- YOUR INSTRUCTIONS
Take the entries below and reproduce them word for word.

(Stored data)
* Begin *

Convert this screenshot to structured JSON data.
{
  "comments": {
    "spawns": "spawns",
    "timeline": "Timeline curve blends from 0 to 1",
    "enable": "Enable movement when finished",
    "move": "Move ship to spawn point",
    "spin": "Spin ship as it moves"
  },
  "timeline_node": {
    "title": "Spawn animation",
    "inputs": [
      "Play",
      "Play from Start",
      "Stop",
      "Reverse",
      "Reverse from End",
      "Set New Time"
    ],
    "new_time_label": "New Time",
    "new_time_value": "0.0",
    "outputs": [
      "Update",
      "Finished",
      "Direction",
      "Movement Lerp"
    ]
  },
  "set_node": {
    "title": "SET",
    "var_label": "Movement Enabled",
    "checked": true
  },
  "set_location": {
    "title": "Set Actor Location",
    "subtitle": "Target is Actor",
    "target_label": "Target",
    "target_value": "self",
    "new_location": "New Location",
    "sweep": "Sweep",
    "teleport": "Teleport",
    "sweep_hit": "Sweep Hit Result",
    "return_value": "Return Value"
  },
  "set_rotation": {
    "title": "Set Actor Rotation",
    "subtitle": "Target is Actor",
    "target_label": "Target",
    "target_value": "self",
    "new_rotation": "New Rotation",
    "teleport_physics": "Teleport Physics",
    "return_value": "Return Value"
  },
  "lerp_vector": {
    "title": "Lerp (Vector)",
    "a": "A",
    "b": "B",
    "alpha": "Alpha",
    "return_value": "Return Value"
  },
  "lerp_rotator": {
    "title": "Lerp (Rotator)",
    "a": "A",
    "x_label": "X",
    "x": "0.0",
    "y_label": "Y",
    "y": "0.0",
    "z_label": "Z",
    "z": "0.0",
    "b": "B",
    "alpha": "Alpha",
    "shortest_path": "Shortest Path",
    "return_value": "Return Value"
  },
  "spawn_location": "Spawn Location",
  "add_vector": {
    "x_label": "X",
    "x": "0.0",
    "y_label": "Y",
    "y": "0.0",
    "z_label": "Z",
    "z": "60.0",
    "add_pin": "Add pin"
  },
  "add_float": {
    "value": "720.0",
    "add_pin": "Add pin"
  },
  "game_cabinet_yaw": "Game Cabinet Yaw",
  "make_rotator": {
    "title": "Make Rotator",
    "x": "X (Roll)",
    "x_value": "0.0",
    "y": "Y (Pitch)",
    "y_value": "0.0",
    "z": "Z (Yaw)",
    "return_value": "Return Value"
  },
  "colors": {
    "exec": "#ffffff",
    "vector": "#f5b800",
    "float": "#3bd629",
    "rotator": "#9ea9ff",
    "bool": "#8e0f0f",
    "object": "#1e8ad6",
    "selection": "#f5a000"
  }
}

* End *

- RESPONSE
Convert this screenshot to structured JSON data.
{
  "comments": {
    "spawns": "spawns",
    "timeline": "Timeline curve blends from 0 to 1",
    "enable": "Enable movement when finished",
    "move": "Move ship to spawn point",
    "spin": "Spin ship as it moves"
  },
  "timeline_node": {
    "title": "Spawn animation",
    "inputs": [
      "Play",
      "Play from Start",
      "Stop",
      "Reverse",
      "Reverse from End",
      "Set New Time"
    ],
    "new_time_label": "New Time",
    "new_time_value": "0.0",
    "outputs": [
      "Update",
      "Finished",
      "Direction",
      "Movement Lerp"
    ]
  },
  "set_node": {
    "title": "SET",
    "var_label": "Movement Enabled",
    "checked": true
  },
  "set_location": {
    "title": "Set Actor Location",
    "subtitle": "Target is Actor",
    "target_label": "Target",
    "target_value": "self",
    "new_location": "New Location",
    "sweep": "Sweep",
    "teleport": "Teleport",
    "sweep_hit": "Sweep Hit Result",
    "return_value": "Return Value"
  },
  "set_rotation": {
    "title": "Set Actor Rotation",
    "subtitle": "Target is Actor",
    "target_label": "Target",
    "target_value": "self",
    "new_rotation": "New Rotation",
    "teleport_physics": "Teleport Physics",
    "return_value": "Return Value"
  },
  "lerp_vector": {
    "title": "Lerp (Vector)",
    "a": "A",
    "b": "B",
    "alpha": "Alpha",
    "return_value": "Return Value"
  },
  "lerp_rotator": {
    "title": "Lerp (Rotator)",
    "a": "A",
    "x_label": "X",
    "x": "0.0",
    "y_label": "Y",
    "y": "0.0",
    "z_label": "Z",
    "z": "0.0",
    "b": "B",
    "alpha": "Alpha",
    "shortest_path": "Shortest Path",
    "return_value": "Return Value"
  },
  "spawn_location": "Spawn Location",
  "add_vector": {
    "x_label": "X",
    "x": "0.0",
    "y_label": "Y",
    "y": "0.0",
    "z_label": "Z",
    "z": "60.0",
    "add_pin": "Add pin"
  },
  "add_float": {
    "value": "720.0",
    "add_pin": "Add pin"
  },
  "game_cabinet_yaw": "Game Cabinet Yaw",
  "make_rotator": {
    "title": "Make Rotator",
    "x": "X (Roll)",
    "x_value": "0.0",
    "y": "Y (Pitch)",
    "y_value": "0.0",
    "z": "Z (Yaw)",
    "return_value": "Return Value"
  },
  "colors": {
    "exec": "#ffffff",
    "vector": "#f5b800",
    "float": "#3bd629",
    "rotator": "#9ea9ff",
    "bool": "#8e0f0f",
    "object": "#1e8ad6",
    "selection": "#f5a000"
  }
}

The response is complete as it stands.